(PROVIDED RECORDS Opens)

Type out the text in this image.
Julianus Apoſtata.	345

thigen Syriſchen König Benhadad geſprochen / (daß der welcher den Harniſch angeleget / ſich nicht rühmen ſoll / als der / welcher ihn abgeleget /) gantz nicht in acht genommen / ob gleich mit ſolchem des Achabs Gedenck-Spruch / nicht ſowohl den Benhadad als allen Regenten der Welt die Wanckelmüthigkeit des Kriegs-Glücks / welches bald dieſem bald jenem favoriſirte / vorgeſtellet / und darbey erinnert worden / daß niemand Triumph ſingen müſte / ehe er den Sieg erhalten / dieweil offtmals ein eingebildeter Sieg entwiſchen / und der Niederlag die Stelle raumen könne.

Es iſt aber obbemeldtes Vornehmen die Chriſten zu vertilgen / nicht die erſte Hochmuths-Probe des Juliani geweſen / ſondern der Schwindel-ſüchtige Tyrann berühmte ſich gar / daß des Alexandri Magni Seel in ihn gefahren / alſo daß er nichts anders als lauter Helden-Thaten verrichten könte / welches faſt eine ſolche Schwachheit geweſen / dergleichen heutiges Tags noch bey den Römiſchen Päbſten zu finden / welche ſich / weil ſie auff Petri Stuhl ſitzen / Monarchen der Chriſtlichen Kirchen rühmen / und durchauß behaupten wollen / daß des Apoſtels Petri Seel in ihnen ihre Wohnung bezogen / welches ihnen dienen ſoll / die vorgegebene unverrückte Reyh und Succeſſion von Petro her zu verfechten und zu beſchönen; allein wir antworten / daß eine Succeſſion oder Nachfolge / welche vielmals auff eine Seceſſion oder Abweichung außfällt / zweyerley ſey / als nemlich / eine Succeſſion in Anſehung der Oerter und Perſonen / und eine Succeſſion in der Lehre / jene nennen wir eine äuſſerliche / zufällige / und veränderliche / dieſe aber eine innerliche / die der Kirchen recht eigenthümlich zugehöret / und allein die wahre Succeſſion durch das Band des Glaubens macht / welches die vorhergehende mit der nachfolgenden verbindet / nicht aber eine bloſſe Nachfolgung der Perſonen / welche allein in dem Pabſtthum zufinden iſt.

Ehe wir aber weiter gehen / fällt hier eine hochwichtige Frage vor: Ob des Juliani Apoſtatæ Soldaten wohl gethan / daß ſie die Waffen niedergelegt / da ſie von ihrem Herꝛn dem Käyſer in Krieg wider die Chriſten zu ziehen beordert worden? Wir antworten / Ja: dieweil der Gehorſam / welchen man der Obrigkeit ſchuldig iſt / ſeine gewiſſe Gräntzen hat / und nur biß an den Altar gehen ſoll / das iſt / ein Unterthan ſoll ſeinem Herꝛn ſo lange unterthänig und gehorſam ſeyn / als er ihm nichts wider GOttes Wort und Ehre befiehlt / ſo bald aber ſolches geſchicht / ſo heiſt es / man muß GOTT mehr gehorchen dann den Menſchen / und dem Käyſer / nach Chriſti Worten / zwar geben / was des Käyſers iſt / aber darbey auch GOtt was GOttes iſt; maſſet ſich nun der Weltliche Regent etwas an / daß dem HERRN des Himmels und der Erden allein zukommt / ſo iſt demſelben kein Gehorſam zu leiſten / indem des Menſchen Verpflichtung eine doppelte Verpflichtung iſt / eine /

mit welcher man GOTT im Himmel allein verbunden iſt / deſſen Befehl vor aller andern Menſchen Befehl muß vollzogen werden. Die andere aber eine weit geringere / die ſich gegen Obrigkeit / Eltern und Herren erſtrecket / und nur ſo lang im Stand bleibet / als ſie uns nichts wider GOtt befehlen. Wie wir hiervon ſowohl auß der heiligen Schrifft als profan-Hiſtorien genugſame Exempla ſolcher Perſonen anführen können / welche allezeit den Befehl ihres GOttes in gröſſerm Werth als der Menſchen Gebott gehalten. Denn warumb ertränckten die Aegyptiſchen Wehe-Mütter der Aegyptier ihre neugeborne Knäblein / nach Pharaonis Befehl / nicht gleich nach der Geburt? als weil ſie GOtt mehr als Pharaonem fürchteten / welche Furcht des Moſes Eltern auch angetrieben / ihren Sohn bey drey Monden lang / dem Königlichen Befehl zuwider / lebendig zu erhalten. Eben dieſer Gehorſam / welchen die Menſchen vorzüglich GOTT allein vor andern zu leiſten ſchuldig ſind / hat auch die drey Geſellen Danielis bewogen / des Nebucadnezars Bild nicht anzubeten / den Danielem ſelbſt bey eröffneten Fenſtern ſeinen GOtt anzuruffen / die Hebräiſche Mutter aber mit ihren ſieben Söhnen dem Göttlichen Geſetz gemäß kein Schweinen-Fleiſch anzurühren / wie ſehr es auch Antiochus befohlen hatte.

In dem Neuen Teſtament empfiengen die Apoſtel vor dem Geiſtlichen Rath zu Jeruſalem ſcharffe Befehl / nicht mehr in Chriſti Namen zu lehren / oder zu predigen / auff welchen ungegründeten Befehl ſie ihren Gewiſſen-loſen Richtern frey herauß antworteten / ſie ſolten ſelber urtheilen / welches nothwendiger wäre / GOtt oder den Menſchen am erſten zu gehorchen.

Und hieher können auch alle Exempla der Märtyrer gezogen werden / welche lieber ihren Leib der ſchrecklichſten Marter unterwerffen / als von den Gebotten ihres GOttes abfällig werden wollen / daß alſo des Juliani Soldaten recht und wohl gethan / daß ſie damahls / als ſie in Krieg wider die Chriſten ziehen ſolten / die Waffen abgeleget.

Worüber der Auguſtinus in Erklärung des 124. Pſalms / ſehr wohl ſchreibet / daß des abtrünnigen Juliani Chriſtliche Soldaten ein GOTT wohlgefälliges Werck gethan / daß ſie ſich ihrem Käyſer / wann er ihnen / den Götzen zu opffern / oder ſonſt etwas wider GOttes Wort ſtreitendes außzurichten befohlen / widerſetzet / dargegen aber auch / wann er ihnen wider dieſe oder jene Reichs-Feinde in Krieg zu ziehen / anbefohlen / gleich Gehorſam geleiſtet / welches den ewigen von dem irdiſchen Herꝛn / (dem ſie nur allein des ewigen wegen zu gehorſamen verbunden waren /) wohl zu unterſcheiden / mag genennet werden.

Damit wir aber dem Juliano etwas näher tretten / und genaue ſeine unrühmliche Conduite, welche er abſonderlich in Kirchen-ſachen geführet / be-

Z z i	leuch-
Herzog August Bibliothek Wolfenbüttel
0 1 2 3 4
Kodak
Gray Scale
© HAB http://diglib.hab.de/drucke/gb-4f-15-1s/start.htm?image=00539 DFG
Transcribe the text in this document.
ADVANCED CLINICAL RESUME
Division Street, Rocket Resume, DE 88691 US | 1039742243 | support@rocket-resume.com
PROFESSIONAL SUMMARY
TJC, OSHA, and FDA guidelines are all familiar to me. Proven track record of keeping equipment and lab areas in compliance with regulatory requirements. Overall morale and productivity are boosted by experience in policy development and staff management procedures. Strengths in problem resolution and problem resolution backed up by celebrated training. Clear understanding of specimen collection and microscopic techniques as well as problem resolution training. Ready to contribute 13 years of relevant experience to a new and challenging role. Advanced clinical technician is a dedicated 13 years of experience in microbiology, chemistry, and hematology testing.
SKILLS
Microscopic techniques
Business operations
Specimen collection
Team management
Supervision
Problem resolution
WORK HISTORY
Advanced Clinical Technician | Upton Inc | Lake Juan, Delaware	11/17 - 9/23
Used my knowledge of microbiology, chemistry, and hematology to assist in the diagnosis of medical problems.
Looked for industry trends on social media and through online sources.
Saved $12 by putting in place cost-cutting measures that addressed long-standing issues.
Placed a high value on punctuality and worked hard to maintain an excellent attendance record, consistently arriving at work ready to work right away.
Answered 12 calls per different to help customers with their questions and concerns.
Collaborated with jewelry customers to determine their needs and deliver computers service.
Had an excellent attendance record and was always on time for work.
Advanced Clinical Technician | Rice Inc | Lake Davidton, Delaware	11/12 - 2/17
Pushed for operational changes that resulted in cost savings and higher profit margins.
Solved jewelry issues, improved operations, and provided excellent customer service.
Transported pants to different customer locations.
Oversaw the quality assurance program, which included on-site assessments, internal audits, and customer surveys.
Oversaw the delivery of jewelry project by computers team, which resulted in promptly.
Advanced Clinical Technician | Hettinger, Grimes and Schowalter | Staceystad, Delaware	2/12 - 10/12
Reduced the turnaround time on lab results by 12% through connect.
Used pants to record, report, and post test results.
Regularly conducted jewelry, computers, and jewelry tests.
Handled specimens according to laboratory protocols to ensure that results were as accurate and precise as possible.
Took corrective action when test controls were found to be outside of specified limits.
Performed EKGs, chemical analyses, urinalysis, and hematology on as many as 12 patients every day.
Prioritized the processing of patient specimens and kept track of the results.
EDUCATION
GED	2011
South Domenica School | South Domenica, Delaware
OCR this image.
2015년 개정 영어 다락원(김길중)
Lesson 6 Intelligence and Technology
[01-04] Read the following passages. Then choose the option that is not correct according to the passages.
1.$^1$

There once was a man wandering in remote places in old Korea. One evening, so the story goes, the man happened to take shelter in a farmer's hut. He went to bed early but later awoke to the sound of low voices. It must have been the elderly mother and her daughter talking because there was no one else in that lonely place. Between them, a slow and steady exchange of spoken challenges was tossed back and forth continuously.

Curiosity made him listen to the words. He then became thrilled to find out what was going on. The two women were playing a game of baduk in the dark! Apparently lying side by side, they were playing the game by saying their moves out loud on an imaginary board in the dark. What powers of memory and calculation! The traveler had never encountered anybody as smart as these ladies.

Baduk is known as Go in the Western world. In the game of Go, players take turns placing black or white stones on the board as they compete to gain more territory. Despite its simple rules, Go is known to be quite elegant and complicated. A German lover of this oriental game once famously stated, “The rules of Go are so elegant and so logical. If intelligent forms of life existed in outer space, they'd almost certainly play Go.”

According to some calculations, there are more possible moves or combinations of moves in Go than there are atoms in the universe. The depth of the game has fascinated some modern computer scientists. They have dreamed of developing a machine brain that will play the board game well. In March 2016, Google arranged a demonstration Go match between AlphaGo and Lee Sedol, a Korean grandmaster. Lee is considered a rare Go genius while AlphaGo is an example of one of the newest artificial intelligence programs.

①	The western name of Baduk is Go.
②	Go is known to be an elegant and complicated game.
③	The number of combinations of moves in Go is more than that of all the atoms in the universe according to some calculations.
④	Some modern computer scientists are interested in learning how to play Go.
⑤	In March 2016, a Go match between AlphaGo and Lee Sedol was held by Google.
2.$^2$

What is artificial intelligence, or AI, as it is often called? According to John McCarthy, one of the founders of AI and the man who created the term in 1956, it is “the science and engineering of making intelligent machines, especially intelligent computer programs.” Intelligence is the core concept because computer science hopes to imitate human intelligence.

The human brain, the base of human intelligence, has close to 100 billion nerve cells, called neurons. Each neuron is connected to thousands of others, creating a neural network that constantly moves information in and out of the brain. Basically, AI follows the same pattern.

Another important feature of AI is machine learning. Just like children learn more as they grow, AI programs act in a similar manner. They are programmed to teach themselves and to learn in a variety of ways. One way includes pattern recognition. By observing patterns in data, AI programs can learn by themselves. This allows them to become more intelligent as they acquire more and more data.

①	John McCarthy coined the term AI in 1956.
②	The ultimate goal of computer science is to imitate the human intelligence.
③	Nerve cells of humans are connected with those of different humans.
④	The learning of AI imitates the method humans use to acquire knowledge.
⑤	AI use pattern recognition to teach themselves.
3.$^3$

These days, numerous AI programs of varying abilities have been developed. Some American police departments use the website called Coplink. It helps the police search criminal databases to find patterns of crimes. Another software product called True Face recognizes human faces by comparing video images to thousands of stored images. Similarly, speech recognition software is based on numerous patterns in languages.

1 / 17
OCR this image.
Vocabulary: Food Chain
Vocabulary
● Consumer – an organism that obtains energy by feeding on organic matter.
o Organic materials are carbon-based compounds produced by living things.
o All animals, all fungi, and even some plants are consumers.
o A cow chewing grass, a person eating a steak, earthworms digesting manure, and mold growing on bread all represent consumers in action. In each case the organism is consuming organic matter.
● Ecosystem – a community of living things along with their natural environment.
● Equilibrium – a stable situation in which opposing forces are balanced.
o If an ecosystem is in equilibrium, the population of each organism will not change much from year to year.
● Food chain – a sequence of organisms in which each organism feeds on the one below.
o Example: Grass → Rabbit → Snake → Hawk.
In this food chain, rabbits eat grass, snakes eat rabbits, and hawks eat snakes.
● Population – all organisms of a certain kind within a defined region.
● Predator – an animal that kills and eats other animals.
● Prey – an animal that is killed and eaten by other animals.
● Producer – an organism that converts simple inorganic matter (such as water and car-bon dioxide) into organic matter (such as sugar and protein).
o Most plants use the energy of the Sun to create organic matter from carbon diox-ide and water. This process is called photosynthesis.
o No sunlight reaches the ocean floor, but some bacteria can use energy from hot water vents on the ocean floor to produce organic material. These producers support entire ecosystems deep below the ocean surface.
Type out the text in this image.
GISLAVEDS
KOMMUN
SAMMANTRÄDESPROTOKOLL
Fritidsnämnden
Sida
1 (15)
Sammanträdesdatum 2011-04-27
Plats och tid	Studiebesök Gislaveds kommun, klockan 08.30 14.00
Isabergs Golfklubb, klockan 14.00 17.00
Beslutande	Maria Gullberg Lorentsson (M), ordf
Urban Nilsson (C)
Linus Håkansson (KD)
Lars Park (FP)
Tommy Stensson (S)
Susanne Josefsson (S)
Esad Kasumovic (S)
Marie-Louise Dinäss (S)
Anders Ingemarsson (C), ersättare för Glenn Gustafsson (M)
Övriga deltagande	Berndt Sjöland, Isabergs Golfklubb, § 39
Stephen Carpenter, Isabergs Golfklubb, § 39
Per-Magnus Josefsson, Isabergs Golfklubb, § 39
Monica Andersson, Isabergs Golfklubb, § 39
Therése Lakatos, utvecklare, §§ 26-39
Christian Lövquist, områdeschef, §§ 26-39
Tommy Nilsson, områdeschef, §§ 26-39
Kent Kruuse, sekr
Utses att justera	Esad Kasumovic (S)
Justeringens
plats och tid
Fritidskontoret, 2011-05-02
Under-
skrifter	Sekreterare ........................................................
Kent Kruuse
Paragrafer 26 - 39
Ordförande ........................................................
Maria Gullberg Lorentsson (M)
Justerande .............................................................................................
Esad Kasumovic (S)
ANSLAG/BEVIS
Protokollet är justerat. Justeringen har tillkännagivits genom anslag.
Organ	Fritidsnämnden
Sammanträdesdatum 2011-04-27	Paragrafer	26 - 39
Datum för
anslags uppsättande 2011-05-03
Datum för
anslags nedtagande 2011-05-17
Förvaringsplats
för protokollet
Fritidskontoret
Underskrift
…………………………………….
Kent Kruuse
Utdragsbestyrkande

(PROVIDED RECORDS Closes)

= TASK PROMPT =
From the records above, copy each line that contains the word "McCarthy".

= SOLUTION BELOW =
What is artificial intelligence, or AI, as it is often called? According to John McCarthy, one of the founders of AI and the man who created the term in 1956, it is “the science and engineering of making intelligent machines, especially intelligent computer programs.” Intelligence is the core concept because computer science hopes to imitate human intelligence.
①	John McCarthy coined the term AI in 1956.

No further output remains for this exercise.